Records for the task

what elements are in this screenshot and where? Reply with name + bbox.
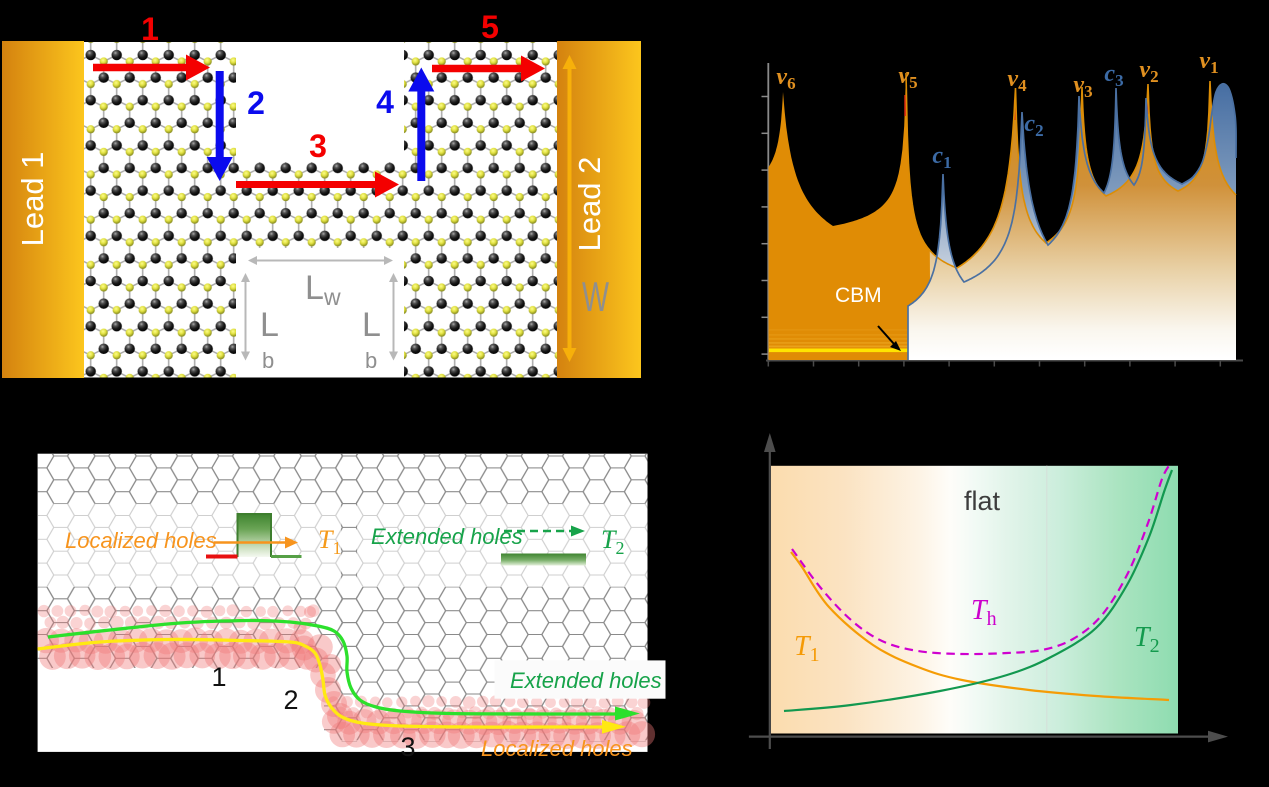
svg-text:L: L — [305, 269, 324, 307]
svg-text:Localized holes: Localized holes — [481, 736, 633, 761]
svg-text:L: L — [362, 306, 381, 344]
svg-text:1: 1 — [211, 662, 226, 692]
svg-text:L: L — [260, 306, 279, 344]
svg-text:Localized holes: Localized holes — [65, 528, 217, 553]
svg-text:5: 5 — [481, 9, 499, 45]
svg-text:b: b — [262, 348, 274, 373]
svg-text:flat: flat — [964, 486, 1001, 516]
svg-text:Extended holes: Extended holes — [510, 668, 662, 693]
svg-text:CBM: CBM — [835, 284, 882, 307]
svg-text:Lead 2: Lead 2 — [572, 157, 607, 252]
svg-text:b: b — [365, 348, 377, 373]
svg-text:1: 1 — [141, 11, 159, 47]
svg-text:3: 3 — [400, 732, 415, 762]
svg-text:2: 2 — [247, 85, 265, 121]
svg-text:4: 4 — [376, 84, 394, 120]
svg-text:3: 3 — [309, 128, 327, 164]
svg-text:Lead 1: Lead 1 — [15, 152, 50, 247]
svg-text:W: W — [582, 273, 609, 320]
svg-text:w: w — [323, 284, 341, 310]
svg-text:2: 2 — [283, 685, 298, 715]
svg-text:Extended holes: Extended holes — [371, 524, 523, 549]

Task brief
Copy the part of the material that begins with the line containing "svg-text:L: L — [305, 269, 324, 307]" and ends with the line containing "svg-text:Localized holes: Localized holes — [65, 528, 217, 553]", keeping both of those lines. Reproduce each line without any change.

Result for this task
svg-text:L: L — [305, 269, 324, 307]
svg-text:Localized holes: Localized holes — [481, 736, 633, 761]
svg-text:L: L — [362, 306, 381, 344]
svg-text:1: 1 — [211, 662, 226, 692]
svg-text:L: L — [260, 306, 279, 344]
svg-text:Localized holes: Localized holes — [65, 528, 217, 553]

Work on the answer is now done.